• _Your goal_
Exactly repeat the material, dropping only the pictures.

____ Extracted entries

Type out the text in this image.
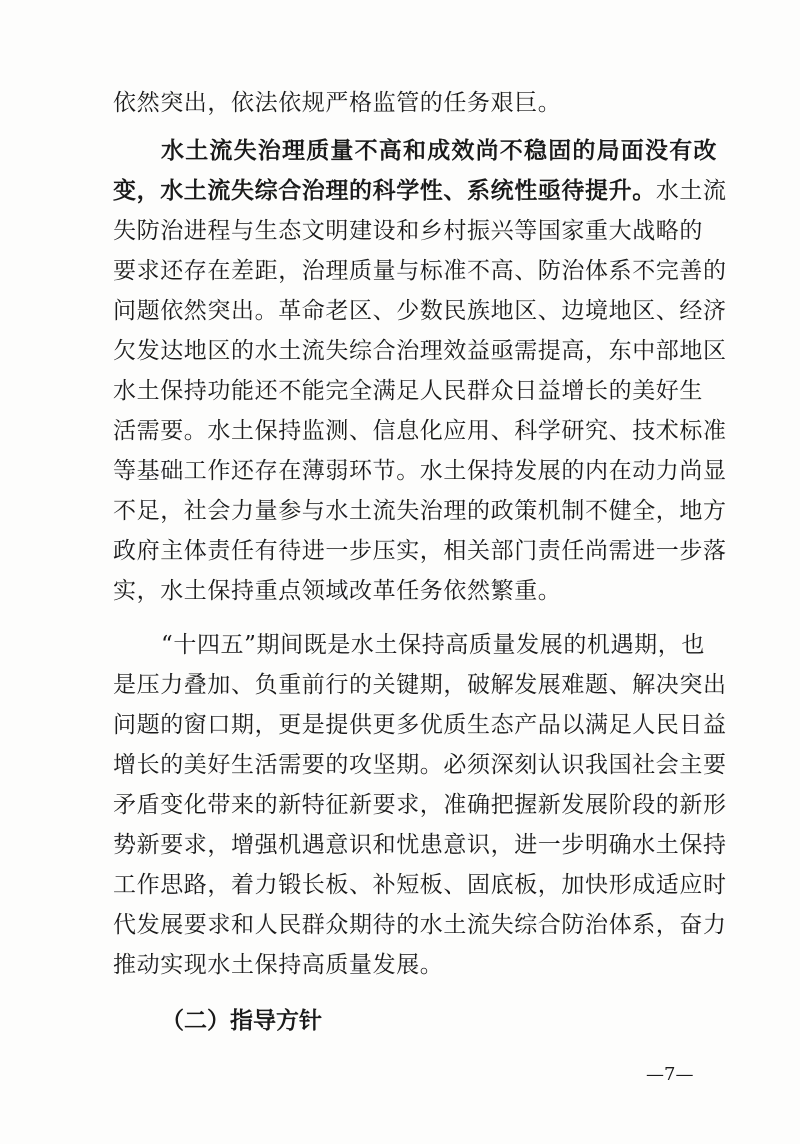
依然突出，依法依规严格监管的任务艰巨。
水土流失治理质量不高和成效尚不稳固的局面没有改
变，水土流失综合治理的科学性、系统性亟待提升。水土流
失防治进程与生态文明建设和乡村振兴等国家重大战略的
要求还存在差距，治理质量与标准不高、防治体系不完善的
问题依然突出。革命老区、少数民族地区、边境地区、经济
欠发达地区的水土流失综合治理效益亟需提高，东中部地区
水土保持功能还不能完全满足人民群众日益增长的美好生
活需要。水土保持监测、信息化应用、科学研究、技术标准
等基础工作还存在薄弱环节。水土保持发展的内在动力尚显
不足，社会力量参与水土流失治理的政策机制不健全，地方
政府主体责任有待进一步压实，相关部门责任尚需进一步落
实，水土保持重点领域改革任务依然繁重。
“十四五”期间既是水土保持高质量发展的机遇期，也
是压力叠加、负重前行的关键期，破解发展难题、解决突出
问题的窗口期，更是提供更多优质生态产品以满足人民日益
增长的美好生活需要的攻坚期。必须深刻认识我国社会主要
矛盾变化带来的新特征新要求，准确把握新发展阶段的新形
势新要求，增强机遇意识和忧患意识，进一步明确水土保持
工作思路，着力锻长板、补短板、固底板，加快形成适应时
代发展要求和人民群众期待的水土流失综合防治体系，奋力
推动实现水土保持高质量发展。
（二）指导方针
—7—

________

• _Solution to this problem_
Type out the text in this image.
依然突出，依法依规严格监管的任务艰巨。
水土流失治理质量不高和成效尚不稳固的局面没有改
变，水土流失综合治理的科学性、系统性亟待提升。水土流
失防治进程与生态文明建设和乡村振兴等国家重大战略的
要求还存在差距，治理质量与标准不高、防治体系不完善的
问题依然突出。革命老区、少数民族地区、边境地区、经济
欠发达地区的水土流失综合治理效益亟需提高，东中部地区
水土保持功能还不能完全满足人民群众日益增长的美好生
活需要。水土保持监测、信息化应用、科学研究、技术标准
等基础工作还存在薄弱环节。水土保持发展的内在动力尚显
不足，社会力量参与水土流失治理的政策机制不健全，地方
政府主体责任有待进一步压实，相关部门责任尚需进一步落
实，水土保持重点领域改革任务依然繁重。
“十四五”期间既是水土保持高质量发展的机遇期，也
是压力叠加、负重前行的关键期，破解发展难题、解决突出
问题的窗口期，更是提供更多优质生态产品以满足人民日益
增长的美好生活需要的攻坚期。必须深刻认识我国社会主要
矛盾变化带来的新特征新要求，准确把握新发展阶段的新形
势新要求，增强机遇意识和忧患意识，进一步明确水土保持
工作思路，着力锻长板、补短板、固底板，加快形成适应时
代发展要求和人民群众期待的水土流失综合防治体系，奋力
推动实现水土保持高质量发展。
（二）指导方针
—7—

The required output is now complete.